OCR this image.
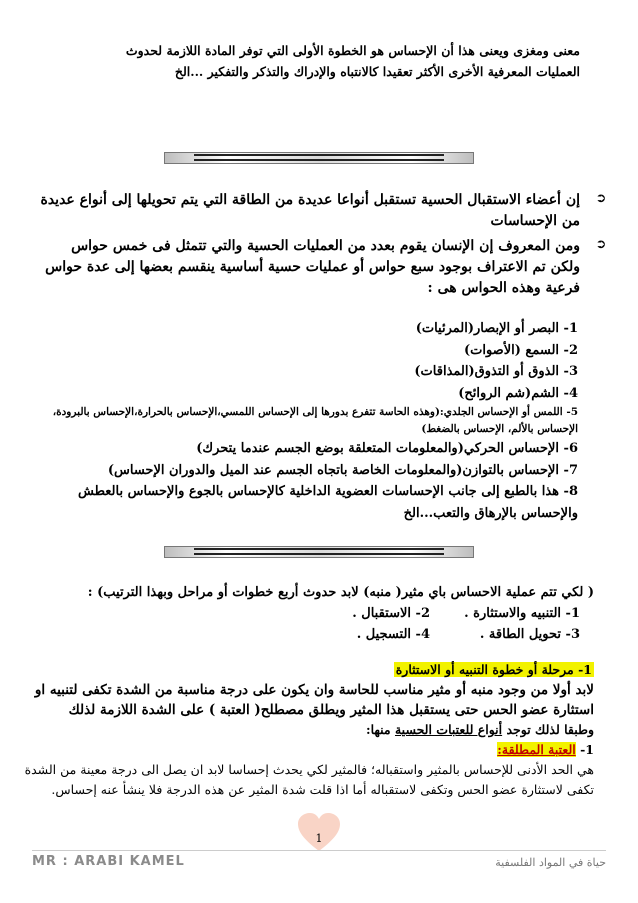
معنى ومغزى ويعنى هذا أن الإحساس هو الخطوة الأولى التي توفر المادة اللازمة لحدوث
العمليات المعرفية الأخرى الأكثر تعقيدا كالانتباه والإدراك والتذكر والتفكير ...الخ
➲
إن أعضاء الاستقبال الحسية تستقبل أنواعا عديدة من الطاقة التي يتم تحويلها إلى أنواع عديدة من الإحساسات
➲
ومن المعروف إن الإنسان يقوم بعدد من العمليات الحسية والتي تتمثل فى خمس حواس ولكن تم الاعتراف بوجود سبع حواس أو عمليات حسية أساسية ينقسم بعضها إلى عدة حواس فرعية وهذه الحواس هى :
1- البصر أو الإبصار(المرئيات)
2- السمع (الأصوات)
3- الذوق أو التذوق(المذاقات)
4- الشم(شم الروائح)
5- اللمس أو الإحساس الجلدي:(وهذه الحاسة تتفرع بدورها إلى الإحساس اللمسي،الإحساس بالحرارة،الإحساس بالبرودة، الإحساس بالألم، الإحساس بالضغط)
6- الإحساس الحركي(والمعلومات المتعلقة بوضع الجسم عندما يتحرك)
7- الإحساس بالتوازن(والمعلومات الخاصة باتجاه الجسم عند الميل والدوران الإحساس)
8- هذا بالطبع إلى جانب الإحساسات العضوية الداخلية كالإحساس بالجوع والإحساس بالعطش والإحساس بالإرهاق والتعب...الخ
( لكي تتم عملية الاحساس باي مثير( منبه) لابد حدوث أربع خطوات أو مراحل وبهذا الترتيب) :
1- التنبيه والاستثارة .
2- الاستقبال .
3- تحويل الطاقة .
4- التسجيل .
1- مرحلة أو خطوة التنبيه أو الاستثارة
لابد أولا من وجود منبه أو مثير مناسب للحاسة وان يكون على درجة مناسبة من الشدة تكفى لتنبيه او استثارة عضو الحس حتى يستقبل هذا المثير ويطلق مصطلح( العتبة ) على الشدة اللازمة لذلك
وطبقا لذلك توجد أنواع للعتبات الحسية منها:
1- العتبة المطلقة:
هي الحد الأدنى للإحساس بالمثير واستقباله؛ فالمثير لكي يحدث إحساسا لابد ان يصل الى درجة معينة من الشدة تكفى لاستثارة عضو الحس وتكفى لاستقباله أما اذا قلت شدة المثير عن هذه الدرجة فلا ينشأ عنه إحساس.
1
MR : ARABI KAMEL	حياة في المواد الفلسفية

* JOB
Repeat all the data as it stands, dropping any images it holds.

* THE OUTPUT
OCR this image.
معنى ومغزى ويعنى هذا أن الإحساس هو الخطوة الأولى التي توفر المادة اللازمة لحدوث
العمليات المعرفية الأخرى الأكثر تعقيدا كالانتباه والإدراك والتذكر والتفكير ...الخ
➲
إن أعضاء الاستقبال الحسية تستقبل أنواعا عديدة من الطاقة التي يتم تحويلها إلى أنواع عديدة من الإحساسات
➲
ومن المعروف إن الإنسان يقوم بعدد من العمليات الحسية والتي تتمثل فى خمس حواس ولكن تم الاعتراف بوجود سبع حواس أو عمليات حسية أساسية ينقسم بعضها إلى عدة حواس فرعية وهذه الحواس هى :
1- البصر أو الإبصار(المرئيات)
2- السمع (الأصوات)
3- الذوق أو التذوق(المذاقات)
4- الشم(شم الروائح)
5- اللمس أو الإحساس الجلدي:(وهذه الحاسة تتفرع بدورها إلى الإحساس اللمسي،الإحساس بالحرارة،الإحساس بالبرودة، الإحساس بالألم، الإحساس بالضغط)
6- الإحساس الحركي(والمعلومات المتعلقة بوضع الجسم عندما يتحرك)
7- الإحساس بالتوازن(والمعلومات الخاصة باتجاه الجسم عند الميل والدوران الإحساس)
8- هذا بالطبع إلى جانب الإحساسات العضوية الداخلية كالإحساس بالجوع والإحساس بالعطش والإحساس بالإرهاق والتعب...الخ
( لكي تتم عملية الاحساس باي مثير( منبه) لابد حدوث أربع خطوات أو مراحل وبهذا الترتيب) :
1- التنبيه والاستثارة .
2- الاستقبال .
3- تحويل الطاقة .
4- التسجيل .
1- مرحلة أو خطوة التنبيه أو الاستثارة
لابد أولا من وجود منبه أو مثير مناسب للحاسة وان يكون على درجة مناسبة من الشدة تكفى لتنبيه او استثارة عضو الحس حتى يستقبل هذا المثير ويطلق مصطلح( العتبة ) على الشدة اللازمة لذلك
وطبقا لذلك توجد أنواع للعتبات الحسية منها:
1- العتبة المطلقة:
هي الحد الأدنى للإحساس بالمثير واستقباله؛ فالمثير لكي يحدث إحساسا لابد ان يصل الى درجة معينة من الشدة تكفى لاستثارة عضو الحس وتكفى لاستقباله أما اذا قلت شدة المثير عن هذه الدرجة فلا ينشأ عنه إحساس.
1
MR : ARABI KAMEL	حياة في المواد الفلسفية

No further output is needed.